Passage shown:
#####

The present invention relates to the elucidation that TRPML3 is involved in salty taste perception in primates including humans and likely other mammals and based thereon high-throughput mammalian and medium-throughput oocyte-based electrophysiological assays for identifying human TRPML3 modulators, preferably TRPML3 enhancers. Compounds that modulate TRPML3 function in the assay are expected to affect salty taste in humans. The inventive electrophysiological assays, such as the two-electrode voltage-clamp technique, facilitate the identification of compounds which specifically modulate human TRPML3. The assays of the invention provide a robust screen useful to detect compounds that facilitate (enhance) or inhibit TRPML3 function. Compounds that enhance or block TRPML3 channel activity should thereby modulate salty taste. In addition, these compounds may be used to regulate sodium excretion, urinary output and other biological functions relating to sodium levels and TRPML3 related functions.

#####

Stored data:
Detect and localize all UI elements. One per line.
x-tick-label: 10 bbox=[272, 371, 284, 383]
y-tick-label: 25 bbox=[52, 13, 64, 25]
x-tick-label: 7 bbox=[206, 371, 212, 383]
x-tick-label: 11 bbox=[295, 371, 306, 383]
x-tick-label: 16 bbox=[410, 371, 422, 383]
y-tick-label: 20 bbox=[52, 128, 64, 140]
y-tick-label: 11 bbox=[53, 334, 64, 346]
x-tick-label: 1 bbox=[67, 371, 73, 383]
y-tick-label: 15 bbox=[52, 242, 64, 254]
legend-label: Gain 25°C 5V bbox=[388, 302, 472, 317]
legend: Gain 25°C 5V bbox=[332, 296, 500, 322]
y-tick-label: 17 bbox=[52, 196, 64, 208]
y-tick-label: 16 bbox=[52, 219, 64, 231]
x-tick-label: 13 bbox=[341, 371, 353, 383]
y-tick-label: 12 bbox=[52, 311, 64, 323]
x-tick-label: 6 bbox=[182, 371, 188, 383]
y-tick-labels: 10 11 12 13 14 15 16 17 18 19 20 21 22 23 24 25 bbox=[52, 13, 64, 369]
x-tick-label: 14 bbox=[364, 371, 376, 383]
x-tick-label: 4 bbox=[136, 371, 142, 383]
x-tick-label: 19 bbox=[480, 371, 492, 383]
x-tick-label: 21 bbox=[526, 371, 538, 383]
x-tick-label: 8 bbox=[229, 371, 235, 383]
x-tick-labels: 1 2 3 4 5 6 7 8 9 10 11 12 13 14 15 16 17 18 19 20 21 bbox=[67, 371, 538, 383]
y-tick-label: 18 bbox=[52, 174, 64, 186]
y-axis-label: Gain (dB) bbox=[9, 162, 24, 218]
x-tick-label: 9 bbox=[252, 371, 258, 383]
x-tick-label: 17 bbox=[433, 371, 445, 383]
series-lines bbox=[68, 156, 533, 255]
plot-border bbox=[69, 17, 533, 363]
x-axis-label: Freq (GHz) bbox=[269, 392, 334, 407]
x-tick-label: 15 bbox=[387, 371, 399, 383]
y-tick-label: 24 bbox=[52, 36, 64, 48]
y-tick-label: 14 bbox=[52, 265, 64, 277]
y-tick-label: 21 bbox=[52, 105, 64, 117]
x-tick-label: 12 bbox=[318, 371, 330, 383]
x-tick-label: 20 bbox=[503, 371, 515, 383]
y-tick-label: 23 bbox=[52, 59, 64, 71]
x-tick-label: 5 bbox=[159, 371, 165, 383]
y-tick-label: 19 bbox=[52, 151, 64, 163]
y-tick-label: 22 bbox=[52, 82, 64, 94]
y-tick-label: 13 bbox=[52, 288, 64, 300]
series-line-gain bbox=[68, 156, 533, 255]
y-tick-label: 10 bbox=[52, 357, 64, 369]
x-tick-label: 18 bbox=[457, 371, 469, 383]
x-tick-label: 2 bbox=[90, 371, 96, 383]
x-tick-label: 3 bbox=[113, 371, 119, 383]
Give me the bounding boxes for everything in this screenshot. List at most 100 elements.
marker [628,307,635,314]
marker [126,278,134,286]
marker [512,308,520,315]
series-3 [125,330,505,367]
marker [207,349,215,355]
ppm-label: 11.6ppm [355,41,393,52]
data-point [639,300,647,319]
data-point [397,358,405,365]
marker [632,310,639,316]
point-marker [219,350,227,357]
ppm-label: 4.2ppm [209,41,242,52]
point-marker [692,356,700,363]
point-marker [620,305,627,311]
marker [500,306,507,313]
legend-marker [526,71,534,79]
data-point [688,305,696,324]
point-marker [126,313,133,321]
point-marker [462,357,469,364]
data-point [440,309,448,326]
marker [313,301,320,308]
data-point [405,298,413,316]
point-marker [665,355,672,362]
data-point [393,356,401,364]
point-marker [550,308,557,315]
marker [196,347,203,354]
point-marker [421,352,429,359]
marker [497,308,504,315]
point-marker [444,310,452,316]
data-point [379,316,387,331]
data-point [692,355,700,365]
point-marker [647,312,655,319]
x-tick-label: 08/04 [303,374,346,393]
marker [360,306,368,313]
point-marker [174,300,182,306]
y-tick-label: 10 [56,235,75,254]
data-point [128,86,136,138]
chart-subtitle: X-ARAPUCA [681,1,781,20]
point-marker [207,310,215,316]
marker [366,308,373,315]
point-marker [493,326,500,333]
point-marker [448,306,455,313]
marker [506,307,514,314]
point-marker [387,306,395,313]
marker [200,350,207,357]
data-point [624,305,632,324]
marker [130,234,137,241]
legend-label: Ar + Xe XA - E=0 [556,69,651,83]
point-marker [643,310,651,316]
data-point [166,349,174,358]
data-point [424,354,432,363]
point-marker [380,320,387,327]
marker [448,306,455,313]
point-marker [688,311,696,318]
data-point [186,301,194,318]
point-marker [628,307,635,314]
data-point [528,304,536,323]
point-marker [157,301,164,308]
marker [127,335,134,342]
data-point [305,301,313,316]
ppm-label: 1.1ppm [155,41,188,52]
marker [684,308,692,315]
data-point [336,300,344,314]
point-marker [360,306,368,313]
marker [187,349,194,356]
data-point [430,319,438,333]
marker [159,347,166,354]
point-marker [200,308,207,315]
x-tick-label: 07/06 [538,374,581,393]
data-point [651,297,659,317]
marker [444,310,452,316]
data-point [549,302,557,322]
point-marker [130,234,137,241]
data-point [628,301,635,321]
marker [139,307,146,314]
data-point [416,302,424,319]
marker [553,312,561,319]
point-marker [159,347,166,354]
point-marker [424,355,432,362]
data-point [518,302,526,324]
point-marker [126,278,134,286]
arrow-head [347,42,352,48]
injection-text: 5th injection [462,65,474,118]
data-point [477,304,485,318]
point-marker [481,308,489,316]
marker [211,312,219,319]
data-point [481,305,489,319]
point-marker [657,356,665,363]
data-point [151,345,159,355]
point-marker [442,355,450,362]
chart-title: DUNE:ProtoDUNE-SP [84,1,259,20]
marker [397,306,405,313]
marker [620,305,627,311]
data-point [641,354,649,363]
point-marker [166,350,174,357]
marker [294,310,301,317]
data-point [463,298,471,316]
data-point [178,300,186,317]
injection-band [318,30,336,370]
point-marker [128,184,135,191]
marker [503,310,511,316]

#####

Check your understanding:
1 > Which electrophysiological technique does the TRPML3 passage give as an example of the inventive assays?
2 > Please write what comes next in the passage on TRPML3 and salty taste, starting after its last sentence.

Answers in order:
1 > The two-electrode voltage-clamp technique.

2 >
Description

RELATED PROVISIONAL AND UTILITY APPLICATIONS[0001]This application is a continuation-in-part of U.S. Ser. No. 12 / 134,390 filed on Jun. 6, 2008 which further relates to relates to, and claims priority to U.S. Ser. No. 11 / 808,356, filed on Jun. 8, 2007. In addition, this application based on its priority claim to U.S. Ser. No. 12 / 134,390 filed on Jun. 6, 2008 further relates to and claims priority to earlier filed provisional applications by the present Assignee Senomyx Inc relating to a novel rationale for identifying primate taste specific genes and in particular for identification of the primate salt receptor gene or genes. These provisional applications are U.S. Application Ser. No. 60 / 929,017, filed Jun. 8, 2007; U.S. Application Ser. No. 60 / 929,007, filed Jun. 8, 2007; U.S. Application Ser. No. 60 / 947,052, filed Jun. 29, 2007; U.S. Application Ser. No. 60 / 935,297, filed Aug. 3, 2007; U.S. Application Ser. No. 60 / 987,611, filed Nov. 13, 2007; U.S. Application Ser. No. 60 / 988,938,...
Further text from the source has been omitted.